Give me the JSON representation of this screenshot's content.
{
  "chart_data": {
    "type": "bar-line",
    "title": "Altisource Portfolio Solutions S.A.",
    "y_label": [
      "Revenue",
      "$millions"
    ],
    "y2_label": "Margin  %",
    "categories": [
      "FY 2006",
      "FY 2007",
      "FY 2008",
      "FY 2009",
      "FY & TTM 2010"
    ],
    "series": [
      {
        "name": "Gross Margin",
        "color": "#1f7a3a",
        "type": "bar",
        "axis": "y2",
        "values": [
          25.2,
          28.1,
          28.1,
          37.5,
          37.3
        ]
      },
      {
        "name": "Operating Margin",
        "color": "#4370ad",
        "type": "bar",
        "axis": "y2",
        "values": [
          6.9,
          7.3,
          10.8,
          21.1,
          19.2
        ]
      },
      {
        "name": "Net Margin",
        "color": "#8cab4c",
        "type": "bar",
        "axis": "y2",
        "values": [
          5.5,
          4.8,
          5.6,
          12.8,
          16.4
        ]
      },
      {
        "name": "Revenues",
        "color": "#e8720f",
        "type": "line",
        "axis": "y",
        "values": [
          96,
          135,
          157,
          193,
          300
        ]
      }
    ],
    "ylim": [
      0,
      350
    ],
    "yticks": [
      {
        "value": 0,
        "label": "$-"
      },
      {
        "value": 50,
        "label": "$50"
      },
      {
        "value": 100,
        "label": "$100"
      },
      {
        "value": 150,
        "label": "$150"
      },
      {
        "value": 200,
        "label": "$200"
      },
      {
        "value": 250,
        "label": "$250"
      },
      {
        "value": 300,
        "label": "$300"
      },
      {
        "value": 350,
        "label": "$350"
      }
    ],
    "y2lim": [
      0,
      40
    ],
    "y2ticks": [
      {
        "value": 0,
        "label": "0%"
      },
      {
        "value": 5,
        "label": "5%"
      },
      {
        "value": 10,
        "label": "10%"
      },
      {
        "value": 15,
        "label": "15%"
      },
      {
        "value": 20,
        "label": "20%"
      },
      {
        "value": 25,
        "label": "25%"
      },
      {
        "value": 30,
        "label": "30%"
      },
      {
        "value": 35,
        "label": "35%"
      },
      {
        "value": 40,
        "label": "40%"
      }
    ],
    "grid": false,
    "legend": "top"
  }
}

Task goal »
Search the records for the word "name" and copy every line where it occurs.

Answer for this exercise »
        "name": "Gross Margin",
        "name": "Operating Margin",
        "name": "Net Margin",
        "name": "Revenues",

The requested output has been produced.